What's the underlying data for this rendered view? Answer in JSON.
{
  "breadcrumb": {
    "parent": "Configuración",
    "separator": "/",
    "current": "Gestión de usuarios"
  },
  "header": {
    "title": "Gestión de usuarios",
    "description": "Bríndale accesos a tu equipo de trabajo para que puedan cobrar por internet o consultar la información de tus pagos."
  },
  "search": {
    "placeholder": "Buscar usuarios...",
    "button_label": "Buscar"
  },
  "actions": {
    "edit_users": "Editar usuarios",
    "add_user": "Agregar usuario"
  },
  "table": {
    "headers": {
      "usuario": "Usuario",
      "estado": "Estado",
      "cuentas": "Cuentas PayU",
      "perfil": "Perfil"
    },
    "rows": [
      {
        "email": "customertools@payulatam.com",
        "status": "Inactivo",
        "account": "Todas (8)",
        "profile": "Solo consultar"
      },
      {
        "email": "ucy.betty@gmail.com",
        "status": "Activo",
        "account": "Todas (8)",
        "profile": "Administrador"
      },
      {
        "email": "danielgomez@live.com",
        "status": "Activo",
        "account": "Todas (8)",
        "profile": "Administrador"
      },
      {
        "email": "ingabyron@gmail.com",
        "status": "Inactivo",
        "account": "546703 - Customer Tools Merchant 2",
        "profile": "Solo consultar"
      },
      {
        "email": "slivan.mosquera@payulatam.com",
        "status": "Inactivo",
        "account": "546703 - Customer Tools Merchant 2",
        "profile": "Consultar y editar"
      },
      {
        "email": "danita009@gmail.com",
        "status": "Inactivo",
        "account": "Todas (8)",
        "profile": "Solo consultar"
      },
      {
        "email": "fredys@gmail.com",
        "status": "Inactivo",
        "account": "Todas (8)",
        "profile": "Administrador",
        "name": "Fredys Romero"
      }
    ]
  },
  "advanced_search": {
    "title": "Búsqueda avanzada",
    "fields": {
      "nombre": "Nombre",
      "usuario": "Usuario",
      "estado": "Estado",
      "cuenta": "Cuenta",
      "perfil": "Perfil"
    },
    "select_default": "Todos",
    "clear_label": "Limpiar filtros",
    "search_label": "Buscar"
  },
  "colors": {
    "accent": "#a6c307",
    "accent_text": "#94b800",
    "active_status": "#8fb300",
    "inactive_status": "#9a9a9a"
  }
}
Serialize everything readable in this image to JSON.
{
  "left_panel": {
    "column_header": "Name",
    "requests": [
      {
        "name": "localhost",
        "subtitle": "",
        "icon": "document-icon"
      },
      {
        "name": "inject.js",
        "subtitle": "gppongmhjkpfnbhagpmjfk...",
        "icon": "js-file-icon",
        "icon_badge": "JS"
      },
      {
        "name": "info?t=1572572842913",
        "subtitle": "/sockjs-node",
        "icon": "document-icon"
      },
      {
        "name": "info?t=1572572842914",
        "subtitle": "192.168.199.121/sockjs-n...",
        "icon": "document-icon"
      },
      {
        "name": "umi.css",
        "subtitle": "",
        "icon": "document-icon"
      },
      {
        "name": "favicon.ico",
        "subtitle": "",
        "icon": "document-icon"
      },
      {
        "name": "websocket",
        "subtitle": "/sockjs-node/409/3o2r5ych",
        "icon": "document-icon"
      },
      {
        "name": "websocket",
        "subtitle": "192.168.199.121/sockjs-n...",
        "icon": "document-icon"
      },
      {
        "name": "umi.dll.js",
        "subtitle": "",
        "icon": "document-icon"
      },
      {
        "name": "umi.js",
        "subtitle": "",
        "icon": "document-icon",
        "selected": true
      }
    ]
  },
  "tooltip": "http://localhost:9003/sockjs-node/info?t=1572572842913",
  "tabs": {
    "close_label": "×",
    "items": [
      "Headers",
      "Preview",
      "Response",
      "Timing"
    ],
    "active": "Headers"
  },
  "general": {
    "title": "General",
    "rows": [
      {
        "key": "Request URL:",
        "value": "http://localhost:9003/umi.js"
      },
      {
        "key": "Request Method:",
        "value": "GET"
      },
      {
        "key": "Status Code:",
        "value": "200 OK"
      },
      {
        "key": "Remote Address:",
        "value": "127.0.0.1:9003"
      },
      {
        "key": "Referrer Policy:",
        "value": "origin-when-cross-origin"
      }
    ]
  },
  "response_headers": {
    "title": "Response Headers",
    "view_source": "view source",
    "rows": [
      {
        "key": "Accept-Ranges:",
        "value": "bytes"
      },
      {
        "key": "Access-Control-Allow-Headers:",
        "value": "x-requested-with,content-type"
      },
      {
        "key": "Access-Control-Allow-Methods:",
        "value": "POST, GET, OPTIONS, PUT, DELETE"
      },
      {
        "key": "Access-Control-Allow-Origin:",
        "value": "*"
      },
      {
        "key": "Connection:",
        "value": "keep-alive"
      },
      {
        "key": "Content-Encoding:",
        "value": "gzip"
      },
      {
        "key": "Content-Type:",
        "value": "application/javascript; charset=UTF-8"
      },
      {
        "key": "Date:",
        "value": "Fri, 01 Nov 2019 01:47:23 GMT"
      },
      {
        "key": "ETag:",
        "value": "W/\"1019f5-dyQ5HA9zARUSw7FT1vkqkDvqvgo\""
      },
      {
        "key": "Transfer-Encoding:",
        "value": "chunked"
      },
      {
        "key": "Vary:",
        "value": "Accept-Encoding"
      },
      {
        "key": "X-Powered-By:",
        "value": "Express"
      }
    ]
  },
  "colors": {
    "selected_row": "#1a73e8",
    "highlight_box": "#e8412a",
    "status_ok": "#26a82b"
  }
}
◆ ◆ ◆ ◆
- TASK BRIEF
How many lines in the records above contain the word "email"? Reply with the number alone.

- FULL RESPONSE
7